───── ARTICLE ─────

Question

Aman and Bhuvan throw a pair of dice alternatively. In order to win, they have to get a sum of $ 8. $ Find their respective probabilities of winning if Aman starts the game.

Answer 1

Hint: Probability is the state of being probable and the extent to which something is likely to happen in the particular situations or the favourable outcomes. Probability of any given event is equal to the ratio of the favourable outcomes with the total number of the outcomes.
 $ P(A) = \dfrac{\text{Total number of the favourable outcomes}}{\text{Total number of the outcomes}} $

Complete step-by-step answer:
Given that the two dice are thrown.
Outcomes will be –
\[
  (1,1)\;{\text{(1,2) (1,3) (1,4) (1,5) (1,6)}} \\
  (2,1)\;{\text{(2,2) (2,3) (2,4) (2,5) (2,6)}} \\
  (3,1)\;{\text{(3,2) (3,3) (3,4) (3,5) (3,6)}} \\
  (4,1)\;{\text{(4,2) (4,3) (4,4) (4,5) (4,6)}} \\
  (5,1)\;{\text{(5,2) (5,3) (5,4) (5,5) (5,6)}} \\
  (6,1)\;{\text{(6,2) (6,3) (6,4) (6,5) (6,6)}} \;
 \]
The total possible outcomes from the two thrown dice will be $ = 36 $ .....(A)

───── DATA SUPPLIED ─────

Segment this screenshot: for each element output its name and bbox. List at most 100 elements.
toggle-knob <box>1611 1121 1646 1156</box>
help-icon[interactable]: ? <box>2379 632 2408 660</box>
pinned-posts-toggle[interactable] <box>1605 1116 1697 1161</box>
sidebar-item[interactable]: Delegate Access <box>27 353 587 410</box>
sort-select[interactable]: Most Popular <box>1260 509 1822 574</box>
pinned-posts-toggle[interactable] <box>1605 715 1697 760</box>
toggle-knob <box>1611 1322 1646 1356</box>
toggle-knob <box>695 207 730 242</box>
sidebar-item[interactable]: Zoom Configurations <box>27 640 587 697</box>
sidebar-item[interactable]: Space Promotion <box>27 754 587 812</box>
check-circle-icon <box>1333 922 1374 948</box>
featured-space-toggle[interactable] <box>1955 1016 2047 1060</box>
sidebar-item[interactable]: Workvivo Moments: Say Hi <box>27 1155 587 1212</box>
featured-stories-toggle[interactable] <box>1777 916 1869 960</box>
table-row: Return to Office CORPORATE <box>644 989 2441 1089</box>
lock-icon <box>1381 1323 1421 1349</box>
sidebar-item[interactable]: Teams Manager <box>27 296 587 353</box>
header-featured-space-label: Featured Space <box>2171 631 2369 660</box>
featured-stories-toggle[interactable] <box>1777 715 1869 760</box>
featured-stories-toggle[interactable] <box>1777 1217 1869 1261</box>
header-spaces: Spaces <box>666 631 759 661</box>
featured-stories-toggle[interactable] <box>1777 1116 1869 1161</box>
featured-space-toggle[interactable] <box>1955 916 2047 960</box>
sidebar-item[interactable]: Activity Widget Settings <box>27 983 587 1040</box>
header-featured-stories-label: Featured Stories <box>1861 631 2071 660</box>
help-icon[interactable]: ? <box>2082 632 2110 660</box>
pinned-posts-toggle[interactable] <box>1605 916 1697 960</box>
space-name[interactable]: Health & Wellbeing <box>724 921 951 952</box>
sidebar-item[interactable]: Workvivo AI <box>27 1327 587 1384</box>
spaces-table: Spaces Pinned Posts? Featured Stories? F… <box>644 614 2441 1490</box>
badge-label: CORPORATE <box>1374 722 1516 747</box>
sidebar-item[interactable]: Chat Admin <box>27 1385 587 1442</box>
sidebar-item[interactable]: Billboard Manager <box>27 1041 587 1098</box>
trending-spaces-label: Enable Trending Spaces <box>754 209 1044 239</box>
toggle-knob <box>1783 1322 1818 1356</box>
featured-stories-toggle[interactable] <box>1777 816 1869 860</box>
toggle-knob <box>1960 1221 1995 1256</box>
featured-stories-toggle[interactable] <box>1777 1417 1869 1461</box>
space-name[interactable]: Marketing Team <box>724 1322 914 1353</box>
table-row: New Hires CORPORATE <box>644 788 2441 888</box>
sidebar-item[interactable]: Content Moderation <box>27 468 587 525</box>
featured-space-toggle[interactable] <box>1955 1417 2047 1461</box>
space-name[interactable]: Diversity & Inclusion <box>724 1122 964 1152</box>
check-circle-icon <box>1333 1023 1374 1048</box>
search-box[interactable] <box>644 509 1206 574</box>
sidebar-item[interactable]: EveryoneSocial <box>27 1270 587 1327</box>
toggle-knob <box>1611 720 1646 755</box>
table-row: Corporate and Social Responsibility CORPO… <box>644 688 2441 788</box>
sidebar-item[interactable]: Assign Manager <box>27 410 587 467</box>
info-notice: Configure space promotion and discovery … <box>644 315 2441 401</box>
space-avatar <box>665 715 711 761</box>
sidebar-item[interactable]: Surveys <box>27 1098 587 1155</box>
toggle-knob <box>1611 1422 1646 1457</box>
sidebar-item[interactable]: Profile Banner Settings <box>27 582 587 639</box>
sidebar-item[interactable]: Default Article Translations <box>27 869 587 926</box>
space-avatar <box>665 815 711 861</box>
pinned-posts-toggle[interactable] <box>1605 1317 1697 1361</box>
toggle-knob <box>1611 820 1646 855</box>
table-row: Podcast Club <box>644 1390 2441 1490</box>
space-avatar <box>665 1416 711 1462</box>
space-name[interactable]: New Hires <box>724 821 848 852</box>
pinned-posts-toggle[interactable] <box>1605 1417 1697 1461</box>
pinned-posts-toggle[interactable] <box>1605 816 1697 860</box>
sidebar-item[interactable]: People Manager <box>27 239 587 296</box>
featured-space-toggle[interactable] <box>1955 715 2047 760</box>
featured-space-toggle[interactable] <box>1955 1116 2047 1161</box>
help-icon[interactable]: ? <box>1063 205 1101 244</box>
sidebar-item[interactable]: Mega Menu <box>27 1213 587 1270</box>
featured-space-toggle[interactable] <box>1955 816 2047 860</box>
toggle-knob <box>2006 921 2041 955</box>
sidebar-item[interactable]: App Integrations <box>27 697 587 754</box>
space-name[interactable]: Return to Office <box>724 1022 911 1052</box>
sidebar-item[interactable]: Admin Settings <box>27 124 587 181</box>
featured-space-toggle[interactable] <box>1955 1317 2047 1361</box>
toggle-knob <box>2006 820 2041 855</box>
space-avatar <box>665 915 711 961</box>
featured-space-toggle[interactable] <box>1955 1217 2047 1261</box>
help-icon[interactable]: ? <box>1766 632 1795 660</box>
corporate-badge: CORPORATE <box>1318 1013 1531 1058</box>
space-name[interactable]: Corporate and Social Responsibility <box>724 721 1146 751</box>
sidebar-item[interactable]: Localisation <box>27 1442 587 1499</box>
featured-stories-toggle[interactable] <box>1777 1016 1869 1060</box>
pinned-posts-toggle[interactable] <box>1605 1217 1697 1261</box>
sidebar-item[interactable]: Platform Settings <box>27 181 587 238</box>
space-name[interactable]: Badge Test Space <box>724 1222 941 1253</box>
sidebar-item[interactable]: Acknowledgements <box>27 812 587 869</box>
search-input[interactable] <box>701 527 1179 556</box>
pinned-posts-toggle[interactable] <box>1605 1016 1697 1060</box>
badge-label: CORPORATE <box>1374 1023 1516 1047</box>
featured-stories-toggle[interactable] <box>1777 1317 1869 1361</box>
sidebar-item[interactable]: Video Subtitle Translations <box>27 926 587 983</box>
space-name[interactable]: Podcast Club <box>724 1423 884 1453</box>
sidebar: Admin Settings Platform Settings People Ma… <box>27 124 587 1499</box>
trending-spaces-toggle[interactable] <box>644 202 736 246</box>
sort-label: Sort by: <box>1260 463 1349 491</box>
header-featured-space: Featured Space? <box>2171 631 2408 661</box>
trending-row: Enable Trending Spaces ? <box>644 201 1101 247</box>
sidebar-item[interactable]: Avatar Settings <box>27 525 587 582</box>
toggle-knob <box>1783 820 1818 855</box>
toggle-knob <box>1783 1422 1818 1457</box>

─────

**SET OF TASKS**.
[a] Transcribe the passage of the dice probability text starting with "Aman and Bhuvan" and going on through "dice are thrown.".
[b] Render the rows as a numbered list without blank lines, starting with the first line of the rows and going on through the line with "pinned-posts-toggle[interactable] <box>1605 1116".
The rows are unrelated to the dice probability text.

**ANSWERS FOR THIS EXERCISE**.
[a]
Aman and Bhuvan throw a pair of dice alternatively. In order to win, they have to get a sum of $ 8. $ Find their respective probabilities of winning if Aman starts the game.

Answer 1

Hint: Probability is the state of being probable and the extent to which something is likely to happen in the particular situations or the favourable outcomes. Probability of any given event is equal to the ratio of the favourable outcomes with the total number of the outcomes.
 $ P(A) = \dfrac{\text{Total number of the favourable outcomes}}{\text{Total number of the outcomes}} $

Complete step-by-step answer:
Given that the two dice are thrown.

[b]
1. Segment this screenshot: for each element output its name and bbox. List at most 100 elements.
2. toggle-knob <box>1611 1121 1646 1156</box>
3. help-icon[interactable]: ? <box>2379 632 2408 660</box>
4. pinned-posts-toggle[interactable] <box>1605 1116 1697 1161</box>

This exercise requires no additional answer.